■ WORK INSTRUCTIONS ■
"this" appears in how many lines of the entries? State only the number.

■ DATA ENTRIES ■
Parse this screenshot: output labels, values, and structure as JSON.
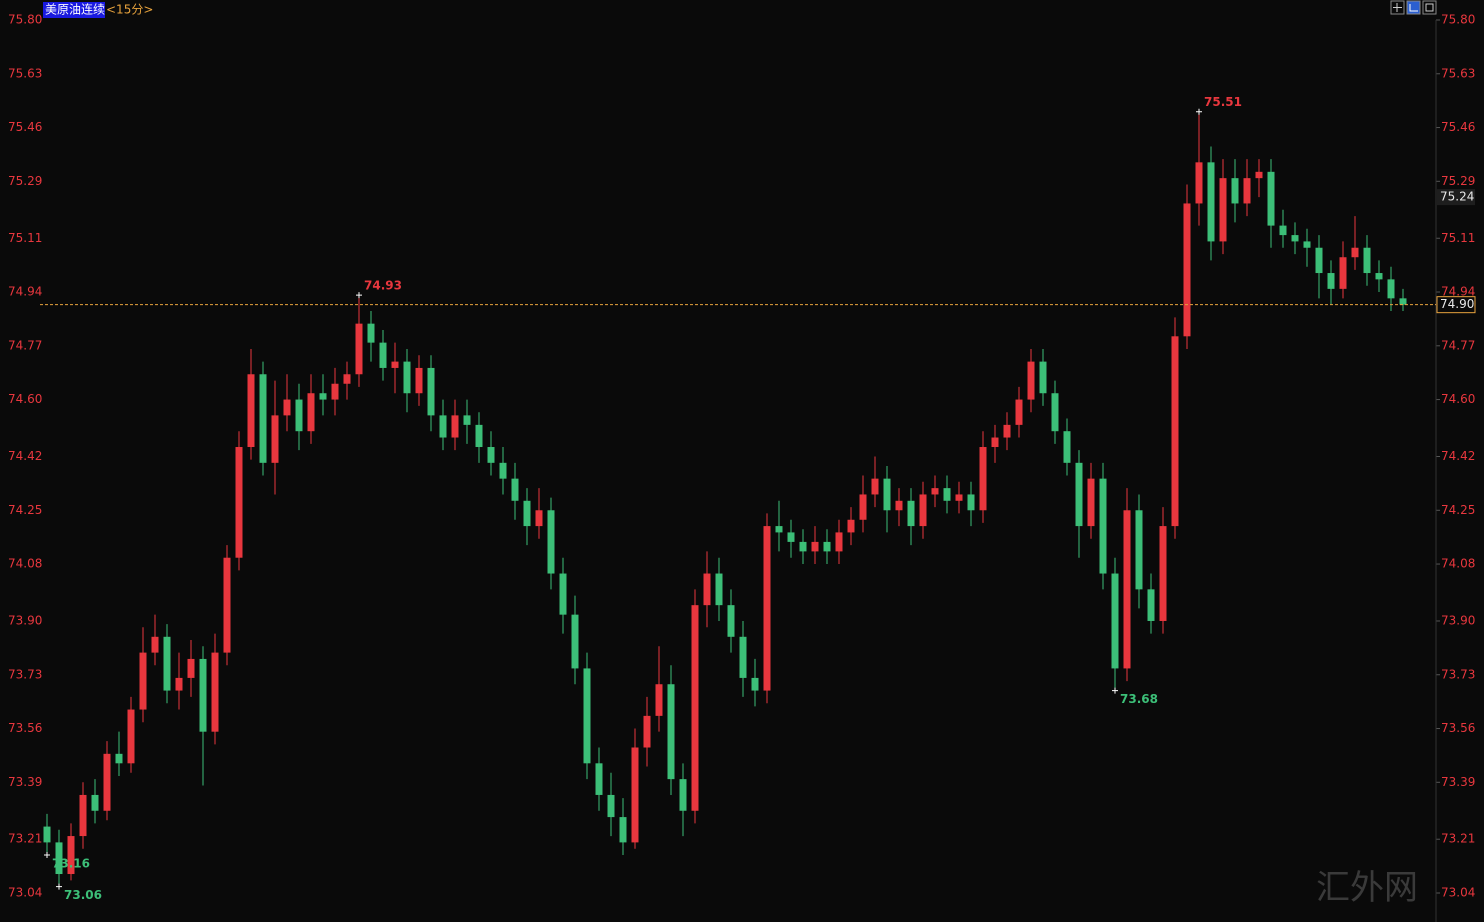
{
  "chart_data": {
    "type": "candlestick",
    "title": "美原油连续",
    "subtitle": "<15分>",
    "ylim": [
      73.04,
      75.8
    ],
    "yticks": [
      {
        "value": 75.8,
        "label": "75.80"
      },
      75.63,
      75.46,
      75.29,
      75.11,
      74.94,
      74.77,
      {
        "value": 74.6,
        "label": "74.60"
      },
      74.42,
      74.25,
      74.08,
      {
        "value": 73.9,
        "label": "73.90"
      },
      73.73,
      73.56,
      73.39,
      73.21,
      73.04
    ],
    "up_color": "#e8373e",
    "down_color": "#3cbf78",
    "last_price": {
      "value": 74.9,
      "label": "74.90"
    },
    "marker_price": 75.24,
    "annotations": [
      74.93,
      75.51,
      73.16,
      73.68,
      73.06
    ],
    "watermark": "汇外网",
    "candles": [
      [
        73.25,
        73.29,
        73.16,
        73.2
      ],
      [
        73.2,
        73.24,
        73.06,
        73.1
      ],
      [
        73.1,
        73.26,
        73.08,
        73.22
      ],
      [
        73.22,
        73.39,
        73.18,
        73.35
      ],
      [
        73.35,
        73.4,
        73.26,
        73.3
      ],
      [
        73.3,
        73.52,
        73.27,
        73.48
      ],
      [
        73.48,
        73.55,
        73.41,
        73.45
      ],
      [
        73.45,
        73.66,
        73.42,
        73.62
      ],
      [
        73.62,
        73.88,
        73.58,
        73.8
      ],
      [
        73.8,
        73.92,
        73.76,
        73.85
      ],
      [
        73.85,
        73.89,
        73.64,
        73.68
      ],
      [
        73.68,
        73.8,
        73.62,
        73.72
      ],
      [
        73.72,
        73.84,
        73.66,
        73.78
      ],
      [
        73.78,
        73.82,
        73.38,
        73.55
      ],
      [
        73.55,
        73.86,
        73.51,
        73.8
      ],
      [
        73.8,
        74.14,
        73.76,
        74.1
      ],
      [
        74.1,
        74.5,
        74.06,
        74.45
      ],
      [
        74.45,
        74.76,
        74.41,
        74.68
      ],
      [
        74.68,
        74.72,
        74.36,
        74.4
      ],
      [
        74.4,
        74.66,
        74.3,
        74.55
      ],
      [
        74.55,
        74.68,
        74.5,
        74.6
      ],
      [
        74.6,
        74.65,
        74.44,
        74.5
      ],
      [
        74.5,
        74.68,
        74.46,
        74.62
      ],
      [
        74.62,
        74.68,
        74.55,
        74.6
      ],
      [
        74.6,
        74.7,
        74.55,
        74.65
      ],
      [
        74.65,
        74.72,
        74.6,
        74.68
      ],
      [
        74.68,
        74.93,
        74.64,
        74.84
      ],
      [
        74.84,
        74.88,
        74.72,
        74.78
      ],
      [
        74.78,
        74.82,
        74.66,
        74.7
      ],
      [
        74.7,
        74.78,
        74.62,
        74.72
      ],
      [
        74.72,
        74.76,
        74.56,
        74.62
      ],
      [
        74.62,
        74.74,
        74.58,
        74.7
      ],
      [
        74.7,
        74.74,
        74.5,
        74.55
      ],
      [
        74.55,
        74.6,
        74.44,
        74.48
      ],
      [
        74.48,
        74.6,
        74.44,
        74.55
      ],
      [
        74.55,
        74.6,
        74.46,
        74.52
      ],
      [
        74.52,
        74.56,
        74.4,
        74.45
      ],
      [
        74.45,
        74.5,
        74.36,
        74.4
      ],
      [
        74.4,
        74.45,
        74.3,
        74.35
      ],
      [
        74.35,
        74.4,
        74.22,
        74.28
      ],
      [
        74.28,
        74.32,
        74.14,
        74.2
      ],
      [
        74.2,
        74.32,
        74.16,
        74.25
      ],
      [
        74.25,
        74.29,
        74.0,
        74.05
      ],
      [
        74.05,
        74.1,
        73.86,
        73.92
      ],
      [
        73.92,
        73.98,
        73.7,
        73.75
      ],
      [
        73.75,
        73.8,
        73.4,
        73.45
      ],
      [
        73.45,
        73.5,
        73.3,
        73.35
      ],
      [
        73.35,
        73.42,
        73.22,
        73.28
      ],
      [
        73.28,
        73.34,
        73.16,
        73.2
      ],
      [
        73.2,
        73.56,
        73.18,
        73.5
      ],
      [
        73.5,
        73.66,
        73.44,
        73.6
      ],
      [
        73.6,
        73.82,
        73.55,
        73.7
      ],
      [
        73.7,
        73.76,
        73.35,
        73.4
      ],
      [
        73.4,
        73.45,
        73.22,
        73.3
      ],
      [
        73.3,
        74.0,
        73.26,
        73.95
      ],
      [
        73.95,
        74.12,
        73.88,
        74.05
      ],
      [
        74.05,
        74.1,
        73.9,
        73.95
      ],
      [
        73.95,
        74.0,
        73.8,
        73.85
      ],
      [
        73.85,
        73.9,
        73.66,
        73.72
      ],
      [
        73.72,
        73.78,
        73.63,
        73.68
      ],
      [
        73.68,
        74.24,
        73.64,
        74.2
      ],
      [
        74.2,
        74.28,
        74.12,
        74.18
      ],
      [
        74.18,
        74.22,
        74.1,
        74.15
      ],
      [
        74.15,
        74.19,
        74.08,
        74.12
      ],
      [
        74.12,
        74.2,
        74.08,
        74.15
      ],
      [
        74.15,
        74.19,
        74.08,
        74.12
      ],
      [
        74.12,
        74.22,
        74.08,
        74.18
      ],
      [
        74.18,
        74.26,
        74.14,
        74.22
      ],
      [
        74.22,
        74.36,
        74.18,
        74.3
      ],
      [
        74.3,
        74.42,
        74.26,
        74.35
      ],
      [
        74.35,
        74.39,
        74.18,
        74.25
      ],
      [
        74.25,
        74.32,
        74.2,
        74.28
      ],
      [
        74.28,
        74.32,
        74.14,
        74.2
      ],
      [
        74.2,
        74.34,
        74.16,
        74.3
      ],
      [
        74.3,
        74.36,
        74.26,
        74.32
      ],
      [
        74.32,
        74.36,
        74.24,
        74.28
      ],
      [
        74.28,
        74.34,
        74.24,
        74.3
      ],
      [
        74.3,
        74.34,
        74.2,
        74.25
      ],
      [
        74.25,
        74.5,
        74.21,
        74.45
      ],
      [
        74.45,
        74.52,
        74.4,
        74.48
      ],
      [
        74.48,
        74.56,
        74.44,
        74.52
      ],
      [
        74.52,
        74.64,
        74.48,
        74.6
      ],
      [
        74.6,
        74.76,
        74.56,
        74.72
      ],
      [
        74.72,
        74.76,
        74.58,
        74.62
      ],
      [
        74.62,
        74.66,
        74.46,
        74.5
      ],
      [
        74.5,
        74.54,
        74.36,
        74.4
      ],
      [
        74.4,
        74.44,
        74.1,
        74.2
      ],
      [
        74.2,
        74.4,
        74.16,
        74.35
      ],
      [
        74.35,
        74.4,
        74.0,
        74.05
      ],
      [
        74.05,
        74.1,
        73.68,
        73.75
      ],
      [
        73.75,
        74.32,
        73.71,
        74.25
      ],
      [
        74.25,
        74.3,
        73.94,
        74.0
      ],
      [
        74.0,
        74.05,
        73.86,
        73.9
      ],
      [
        73.9,
        74.26,
        73.86,
        74.2
      ],
      [
        74.2,
        74.86,
        74.16,
        74.8
      ],
      [
        74.8,
        75.28,
        74.76,
        75.22
      ],
      [
        75.22,
        75.51,
        75.15,
        75.35
      ],
      [
        75.35,
        75.4,
        75.04,
        75.1
      ],
      [
        75.1,
        75.36,
        75.06,
        75.3
      ],
      [
        75.3,
        75.36,
        75.16,
        75.22
      ],
      [
        75.22,
        75.36,
        75.18,
        75.3
      ],
      [
        75.3,
        75.36,
        75.24,
        75.32
      ],
      [
        75.32,
        75.36,
        75.08,
        75.15
      ],
      [
        75.15,
        75.2,
        75.08,
        75.12
      ],
      [
        75.12,
        75.16,
        75.06,
        75.1
      ],
      [
        75.1,
        75.14,
        75.02,
        75.08
      ],
      [
        75.08,
        75.12,
        74.92,
        75.0
      ],
      [
        75.0,
        75.04,
        74.9,
        74.95
      ],
      [
        74.95,
        75.1,
        74.92,
        75.05
      ],
      [
        75.05,
        75.18,
        75.01,
        75.08
      ],
      [
        75.08,
        75.12,
        74.96,
        75.0
      ],
      [
        75.0,
        75.04,
        74.94,
        74.98
      ],
      [
        74.98,
        75.02,
        74.88,
        74.92
      ],
      [
        74.92,
        74.95,
        74.88,
        74.9
      ]
    ]
  }
}
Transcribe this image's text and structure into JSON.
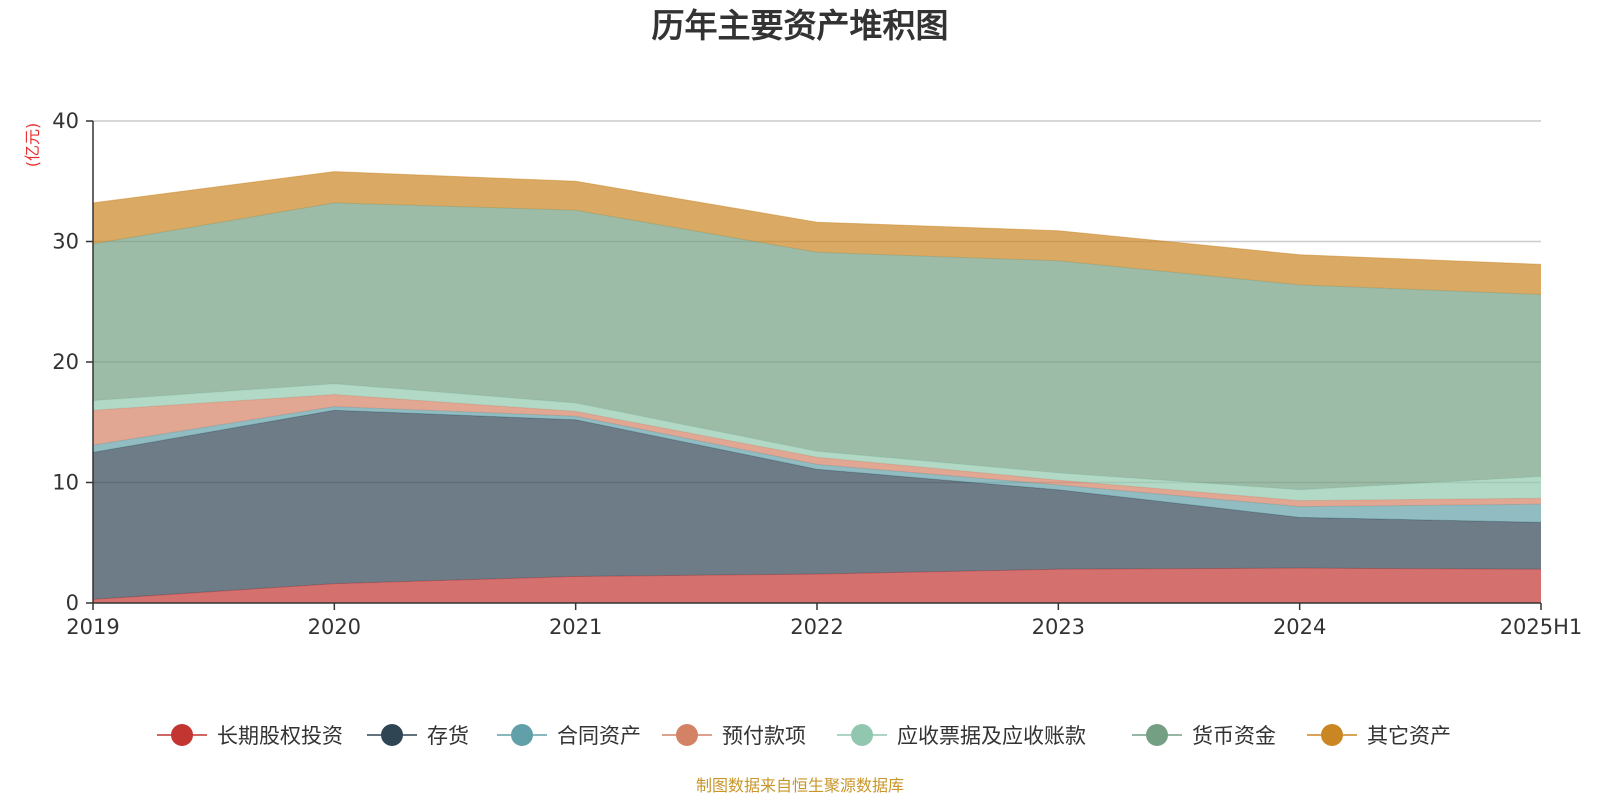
{
  "chart_data": {
    "type": "area",
    "stacked": true,
    "title": "历年主要资产堆积图",
    "unit_label": "(亿元)",
    "source_note": "制图数据来自恒生聚源数据库",
    "xlabel": "",
    "ylabel": "",
    "categories": [
      "2019",
      "2020",
      "2021",
      "2022",
      "2023",
      "2024",
      "2025H1"
    ],
    "ylim": [
      0,
      40
    ],
    "yticks": [
      0,
      10,
      20,
      30,
      40
    ],
    "grid": true,
    "legend_position": "bottom",
    "series": [
      {
        "name": "长期股权投资",
        "color": "#c23531",
        "values": [
          0.3,
          1.6,
          2.2,
          2.4,
          2.8,
          2.9,
          2.8
        ]
      },
      {
        "name": "存货",
        "color": "#2f4554",
        "values": [
          12.2,
          14.4,
          13.0,
          8.7,
          6.6,
          4.2,
          3.9
        ]
      },
      {
        "name": "合同资产",
        "color": "#61a0a8",
        "values": [
          0.6,
          0.3,
          0.3,
          0.4,
          0.4,
          0.9,
          1.5
        ]
      },
      {
        "name": "预付款项",
        "color": "#d48265",
        "values": [
          2.9,
          1.0,
          0.4,
          0.6,
          0.4,
          0.5,
          0.5
        ]
      },
      {
        "name": "应收票据及应收账款",
        "color": "#91c7ae",
        "values": [
          0.8,
          0.9,
          0.7,
          0.5,
          0.6,
          0.9,
          1.8
        ]
      },
      {
        "name": "货币资金",
        "color": "#749f83",
        "values": [
          13.0,
          15.0,
          16.0,
          16.5,
          17.6,
          17.0,
          15.1
        ]
      },
      {
        "name": "其它资产",
        "color": "#ca8622",
        "values": [
          3.4,
          2.6,
          2.4,
          2.5,
          2.5,
          2.5,
          2.5
        ]
      }
    ]
  }
}
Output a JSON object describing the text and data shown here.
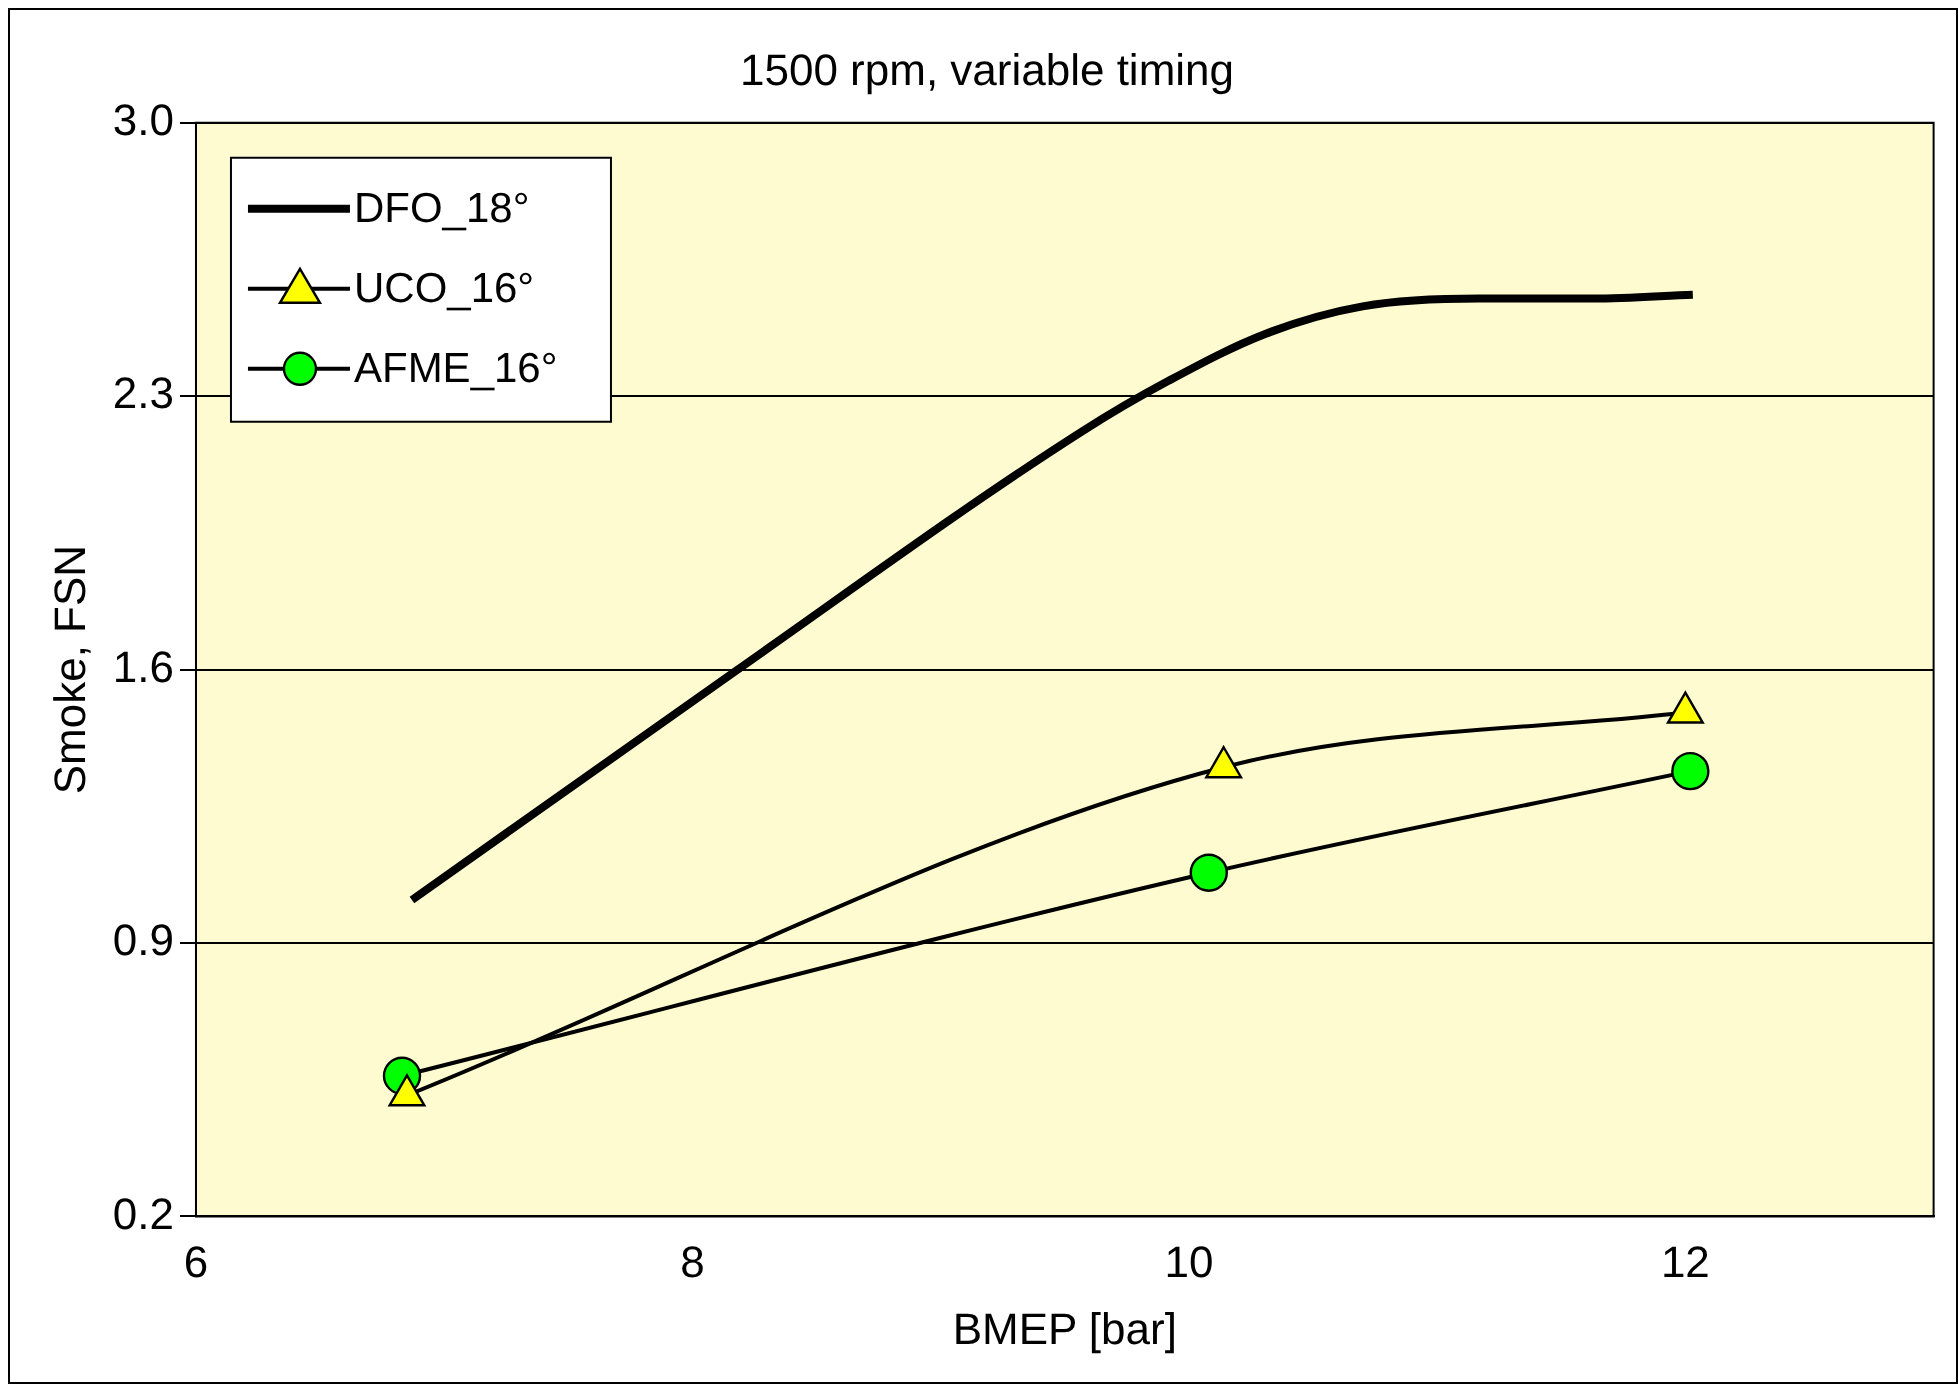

■ TASK RESULT ■
2